MATERIALS PROVIDED
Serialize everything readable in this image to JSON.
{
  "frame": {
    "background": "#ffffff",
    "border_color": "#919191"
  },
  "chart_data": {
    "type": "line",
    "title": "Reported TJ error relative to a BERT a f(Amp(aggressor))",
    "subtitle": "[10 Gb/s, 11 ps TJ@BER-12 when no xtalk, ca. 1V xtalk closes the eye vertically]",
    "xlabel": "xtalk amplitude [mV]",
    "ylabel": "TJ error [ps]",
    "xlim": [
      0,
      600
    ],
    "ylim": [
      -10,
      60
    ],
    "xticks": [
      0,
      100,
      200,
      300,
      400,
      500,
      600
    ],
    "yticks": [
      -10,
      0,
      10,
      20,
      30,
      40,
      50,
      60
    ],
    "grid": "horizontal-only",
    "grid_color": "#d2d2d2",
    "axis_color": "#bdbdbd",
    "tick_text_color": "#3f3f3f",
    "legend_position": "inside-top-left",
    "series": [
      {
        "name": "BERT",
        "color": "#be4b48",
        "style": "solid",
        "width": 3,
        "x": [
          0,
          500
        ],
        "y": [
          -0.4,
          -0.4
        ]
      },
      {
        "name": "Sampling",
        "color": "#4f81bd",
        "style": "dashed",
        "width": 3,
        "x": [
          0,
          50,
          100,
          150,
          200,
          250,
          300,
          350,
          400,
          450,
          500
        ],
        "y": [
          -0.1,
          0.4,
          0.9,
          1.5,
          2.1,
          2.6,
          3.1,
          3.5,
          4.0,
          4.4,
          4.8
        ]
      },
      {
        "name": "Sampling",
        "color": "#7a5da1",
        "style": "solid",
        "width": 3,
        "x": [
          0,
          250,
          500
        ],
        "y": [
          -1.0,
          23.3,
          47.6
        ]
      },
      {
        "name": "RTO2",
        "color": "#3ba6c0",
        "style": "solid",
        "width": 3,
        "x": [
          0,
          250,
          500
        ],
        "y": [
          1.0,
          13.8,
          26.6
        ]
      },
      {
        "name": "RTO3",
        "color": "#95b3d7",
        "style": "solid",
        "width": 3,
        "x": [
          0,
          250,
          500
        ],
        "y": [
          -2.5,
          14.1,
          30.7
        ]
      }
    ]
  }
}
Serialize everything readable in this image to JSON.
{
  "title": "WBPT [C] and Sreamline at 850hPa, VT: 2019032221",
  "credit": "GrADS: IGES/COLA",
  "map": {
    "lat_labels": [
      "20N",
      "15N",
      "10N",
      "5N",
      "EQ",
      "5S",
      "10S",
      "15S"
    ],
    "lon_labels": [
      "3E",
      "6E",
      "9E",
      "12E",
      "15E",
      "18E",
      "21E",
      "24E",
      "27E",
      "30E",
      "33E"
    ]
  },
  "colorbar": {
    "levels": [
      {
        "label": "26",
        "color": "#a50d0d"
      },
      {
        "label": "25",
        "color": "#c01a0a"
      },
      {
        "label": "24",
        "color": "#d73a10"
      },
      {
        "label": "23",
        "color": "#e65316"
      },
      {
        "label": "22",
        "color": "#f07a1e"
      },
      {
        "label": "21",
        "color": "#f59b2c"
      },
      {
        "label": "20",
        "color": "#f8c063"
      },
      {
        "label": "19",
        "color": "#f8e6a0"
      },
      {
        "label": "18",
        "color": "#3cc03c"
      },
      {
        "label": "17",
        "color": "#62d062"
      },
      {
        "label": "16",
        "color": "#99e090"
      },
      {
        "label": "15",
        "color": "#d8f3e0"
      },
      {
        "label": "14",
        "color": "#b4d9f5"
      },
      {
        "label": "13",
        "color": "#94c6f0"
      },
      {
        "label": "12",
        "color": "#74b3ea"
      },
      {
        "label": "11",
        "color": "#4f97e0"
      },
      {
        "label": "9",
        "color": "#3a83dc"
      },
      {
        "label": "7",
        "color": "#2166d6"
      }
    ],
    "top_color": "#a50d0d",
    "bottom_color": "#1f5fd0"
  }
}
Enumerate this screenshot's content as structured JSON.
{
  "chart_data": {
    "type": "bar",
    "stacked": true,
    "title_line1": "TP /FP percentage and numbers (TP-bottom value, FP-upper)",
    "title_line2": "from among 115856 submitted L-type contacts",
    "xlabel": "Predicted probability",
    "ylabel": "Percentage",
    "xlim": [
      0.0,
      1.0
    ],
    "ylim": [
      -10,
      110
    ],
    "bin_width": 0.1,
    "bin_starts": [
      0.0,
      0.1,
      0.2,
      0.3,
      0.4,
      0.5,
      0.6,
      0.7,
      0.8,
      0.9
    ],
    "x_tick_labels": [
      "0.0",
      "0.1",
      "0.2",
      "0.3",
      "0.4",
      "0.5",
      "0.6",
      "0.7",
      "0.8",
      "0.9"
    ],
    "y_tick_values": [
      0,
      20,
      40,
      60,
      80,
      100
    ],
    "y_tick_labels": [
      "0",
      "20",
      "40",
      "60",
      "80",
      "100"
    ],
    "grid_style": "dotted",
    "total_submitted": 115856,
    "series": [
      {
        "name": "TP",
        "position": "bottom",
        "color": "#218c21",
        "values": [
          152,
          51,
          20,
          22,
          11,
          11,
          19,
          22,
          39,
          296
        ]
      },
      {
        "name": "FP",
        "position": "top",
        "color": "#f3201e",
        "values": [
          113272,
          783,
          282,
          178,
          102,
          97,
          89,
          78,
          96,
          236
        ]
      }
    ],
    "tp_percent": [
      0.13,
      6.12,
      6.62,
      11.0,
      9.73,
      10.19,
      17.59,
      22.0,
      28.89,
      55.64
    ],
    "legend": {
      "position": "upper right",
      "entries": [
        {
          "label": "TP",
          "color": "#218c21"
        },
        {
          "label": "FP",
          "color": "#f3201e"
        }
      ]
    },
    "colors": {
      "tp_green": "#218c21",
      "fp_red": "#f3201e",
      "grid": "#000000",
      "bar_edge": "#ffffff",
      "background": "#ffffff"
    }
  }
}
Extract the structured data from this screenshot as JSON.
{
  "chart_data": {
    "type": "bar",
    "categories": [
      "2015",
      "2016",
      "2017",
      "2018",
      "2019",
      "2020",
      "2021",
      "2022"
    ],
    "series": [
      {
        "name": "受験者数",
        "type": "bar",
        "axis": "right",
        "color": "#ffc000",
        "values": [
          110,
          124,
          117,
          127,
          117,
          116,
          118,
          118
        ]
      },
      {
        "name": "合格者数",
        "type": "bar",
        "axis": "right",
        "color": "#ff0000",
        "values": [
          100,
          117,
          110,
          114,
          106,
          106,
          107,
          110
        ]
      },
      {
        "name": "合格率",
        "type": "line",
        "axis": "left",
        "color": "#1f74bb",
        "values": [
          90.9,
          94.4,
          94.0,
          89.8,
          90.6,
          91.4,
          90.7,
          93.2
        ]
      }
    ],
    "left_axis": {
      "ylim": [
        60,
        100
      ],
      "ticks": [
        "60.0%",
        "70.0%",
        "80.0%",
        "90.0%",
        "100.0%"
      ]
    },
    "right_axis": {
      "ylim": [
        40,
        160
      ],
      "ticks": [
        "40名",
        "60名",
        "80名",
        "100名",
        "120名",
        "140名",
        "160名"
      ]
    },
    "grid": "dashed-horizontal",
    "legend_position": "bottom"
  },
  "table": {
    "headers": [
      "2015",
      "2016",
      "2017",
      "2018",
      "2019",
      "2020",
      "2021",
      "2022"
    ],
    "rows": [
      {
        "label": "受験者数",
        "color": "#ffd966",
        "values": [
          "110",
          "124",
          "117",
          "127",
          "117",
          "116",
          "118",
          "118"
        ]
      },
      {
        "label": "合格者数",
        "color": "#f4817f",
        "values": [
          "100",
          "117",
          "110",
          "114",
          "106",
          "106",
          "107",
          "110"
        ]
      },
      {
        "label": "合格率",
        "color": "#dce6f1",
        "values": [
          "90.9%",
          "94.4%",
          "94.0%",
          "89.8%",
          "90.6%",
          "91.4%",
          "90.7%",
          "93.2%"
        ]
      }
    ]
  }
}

WHAT TO DO
Search the listing for the string "dashed". Copy each line where it turns up.

FULL SOLUTION
        "style": "dashed",
    "grid": "dashed-horizontal",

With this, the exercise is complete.